*Directions for this task*: Without the pictures, return all of the material exactly as written.

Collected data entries
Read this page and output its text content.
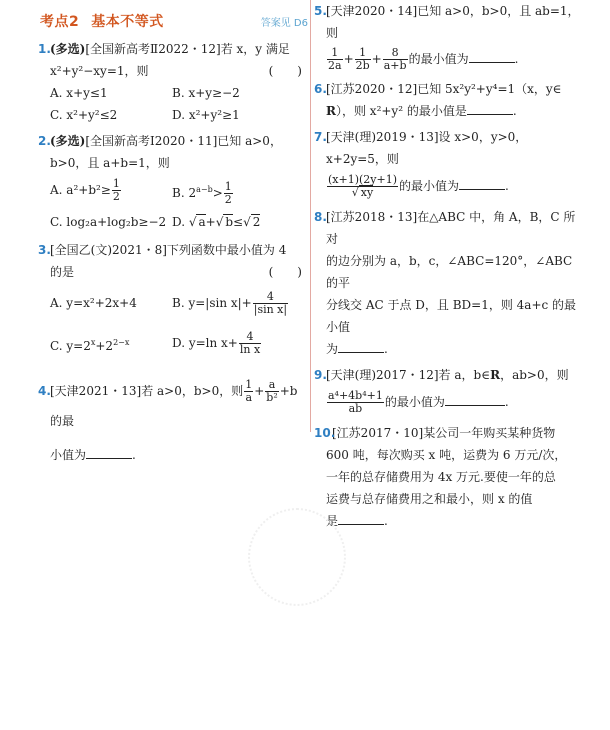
考点2 基本不等式	答案见 D6
1. (多选)[全国新高考Ⅱ2022・12]若 x，y 满足
(　　)
x²+y²−xy=1，则
A. x+y≤1	B. x+y≥−2
C. x²+y²≤2	D. x²+y²≥1
2. (多选)[全国新高考Ⅰ2020・11]已知 a>0，
b>0，且 a+b=1，则
A. $a^2+b^2\ge \frac{1}{2}$	B. $2^{a-b}> \frac{1}{2}$
C. log₂a+log₂b≥−2 D. √ a+√ b≤√ 2
3. [全国乙(文)2021・8]下列函数中最小值为 4
(　　)
的是
A. y=x²+2x+4	B. y=|sin $x|+ \frac{4}{\text{|sin x|}}$
C. $y=2^x+2^{2-x}$	D. y=ln $x+ \frac{4}{\text{ln x}}$
4. [天津2021・13]若 a>0，b>0，则 $\frac{1}{a} + \frac{a}{\text{b²}} +b$ 的最
小值为	.
5. [天津2020・14]已知 a>0，b>0，且 ab=1，则
$\frac{1}{2a} + \frac{1}{2b} + \frac{8}{a+b}$ 的最小值为	.
6. [江苏2020・12]已知 5x²y²+y⁴=1（x，y∈
R），则 x²+y² 的最小值是	.
7. [天津(理)2019・13]设 x>0，y>0，x+2y=5，则
$\frac{(x+1)(2y+1)}{√ xy}$ 的最小值为	.
8. [江苏2018・13]在△ABC 中，角 A，B，C 所对
的边分别为 a，b，c，∠ABC=120°，∠ABC 的平
分线交 AC 于点 D，且 BD=1，则 4a+c 的最小值
为	.
9. [天津(理)2017・12]若 a，b∈R，ab>0，则
$\frac{\text{a⁴+4b⁴+1}}{ab}$ 的最小值为	.
10.
[江苏2017・10]某公司一年购买某种货物
600 吨，每次购买 x 吨，运费为 6 万元/次，
一年的总存储费用为 4x 万元.要使一年的总
运费与总存储费用之和最小，则 x 的值
是	.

*Reply*:
Read this page and output its text content.
考点2 基本不等式	答案见 D6
1. (多选)[全国新高考Ⅱ2022・12]若 x，y 满足
(　　)
x²+y²−xy=1，则
A. x+y≤1	B. x+y≥−2
C. x²+y²≤2	D. x²+y²≥1
2. (多选)[全国新高考Ⅰ2020・11]已知 a>0，
b>0，且 a+b=1，则
A. $a^2+b^2\ge \frac{1}{2}$	B. $2^{a-b}> \frac{1}{2}$
C. log₂a+log₂b≥−2 D. √ a+√ b≤√ 2
3. [全国乙(文)2021・8]下列函数中最小值为 4
(　　)
的是
A. y=x²+2x+4	B. y=|sin $x|+ \frac{4}{\text{|sin x|}}$
C. $y=2^x+2^{2-x}$	D. y=ln $x+ \frac{4}{\text{ln x}}$
4. [天津2021・13]若 a>0，b>0，则 $\frac{1}{a} + \frac{a}{\text{b²}} +b$ 的最
小值为	.
5. [天津2020・14]已知 a>0，b>0，且 ab=1，则
$\frac{1}{2a} + \frac{1}{2b} + \frac{8}{a+b}$ 的最小值为	.
6. [江苏2020・12]已知 5x²y²+y⁴=1（x，y∈
R），则 x²+y² 的最小值是	.
7. [天津(理)2019・13]设 x>0，y>0，x+2y=5，则
$\frac{(x+1)(2y+1)}{√ xy}$ 的最小值为	.
8. [江苏2018・13]在△ABC 中，角 A，B，C 所对
的边分别为 a，b，c，∠ABC=120°，∠ABC 的平
分线交 AC 于点 D，且 BD=1，则 4a+c 的最小值
为	.
9. [天津(理)2017・12]若 a，b∈R，ab>0，则
$\frac{\text{a⁴+4b⁴+1}}{ab}$ 的最小值为	.
10.
[江苏2017・10]某公司一年购买某种货物
600 吨，每次购买 x 吨，运费为 6 万元/次，
一年的总存储费用为 4x 万元.要使一年的总
运费与总存储费用之和最小，则 x 的值
是	.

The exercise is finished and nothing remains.